▶ **Directions**: Each record must be retyped in full. No character may differ.

▶ **Data entries**:
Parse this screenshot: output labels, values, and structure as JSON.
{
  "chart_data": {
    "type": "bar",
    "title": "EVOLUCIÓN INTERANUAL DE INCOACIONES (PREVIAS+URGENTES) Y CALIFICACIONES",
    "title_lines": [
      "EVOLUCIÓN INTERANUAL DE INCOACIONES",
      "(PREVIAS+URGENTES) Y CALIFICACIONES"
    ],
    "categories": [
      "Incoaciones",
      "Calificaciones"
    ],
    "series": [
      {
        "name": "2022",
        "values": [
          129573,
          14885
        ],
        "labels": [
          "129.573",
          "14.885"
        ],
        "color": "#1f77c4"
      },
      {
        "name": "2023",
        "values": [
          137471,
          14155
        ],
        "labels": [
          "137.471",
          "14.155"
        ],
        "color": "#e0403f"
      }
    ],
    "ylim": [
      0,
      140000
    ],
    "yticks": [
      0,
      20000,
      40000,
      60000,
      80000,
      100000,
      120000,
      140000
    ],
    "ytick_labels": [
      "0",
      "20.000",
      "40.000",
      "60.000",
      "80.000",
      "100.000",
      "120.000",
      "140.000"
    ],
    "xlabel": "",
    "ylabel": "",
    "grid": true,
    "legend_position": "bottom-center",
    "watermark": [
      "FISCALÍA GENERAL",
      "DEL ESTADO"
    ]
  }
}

▶ **Exercise result**:
Parse this screenshot: output labels, values, and structure as JSON.
{
  "chart_data": {
    "type": "bar",
    "title": "EVOLUCIÓN INTERANUAL DE INCOACIONES (PREVIAS+URGENTES) Y CALIFICACIONES",
    "title_lines": [
      "EVOLUCIÓN INTERANUAL DE INCOACIONES",
      "(PREVIAS+URGENTES) Y CALIFICACIONES"
    ],
    "categories": [
      "Incoaciones",
      "Calificaciones"
    ],
    "series": [
      {
        "name": "2022",
        "values": [
          129573,
          14885
        ],
        "labels": [
          "129.573",
          "14.885"
        ],
        "color": "#1f77c4"
      },
      {
        "name": "2023",
        "values": [
          137471,
          14155
        ],
        "labels": [
          "137.471",
          "14.155"
        ],
        "color": "#e0403f"
      }
    ],
    "ylim": [
      0,
      140000
    ],
    "yticks": [
      0,
      20000,
      40000,
      60000,
      80000,
      100000,
      120000,
      140000
    ],
    "ytick_labels": [
      "0",
      "20.000",
      "40.000",
      "60.000",
      "80.000",
      "100.000",
      "120.000",
      "140.000"
    ],
    "xlabel": "",
    "ylabel": "",
    "grid": true,
    "legend_position": "bottom-center",
    "watermark": [
      "FISCALÍA GENERAL",
      "DEL ESTADO"
    ]
  }
}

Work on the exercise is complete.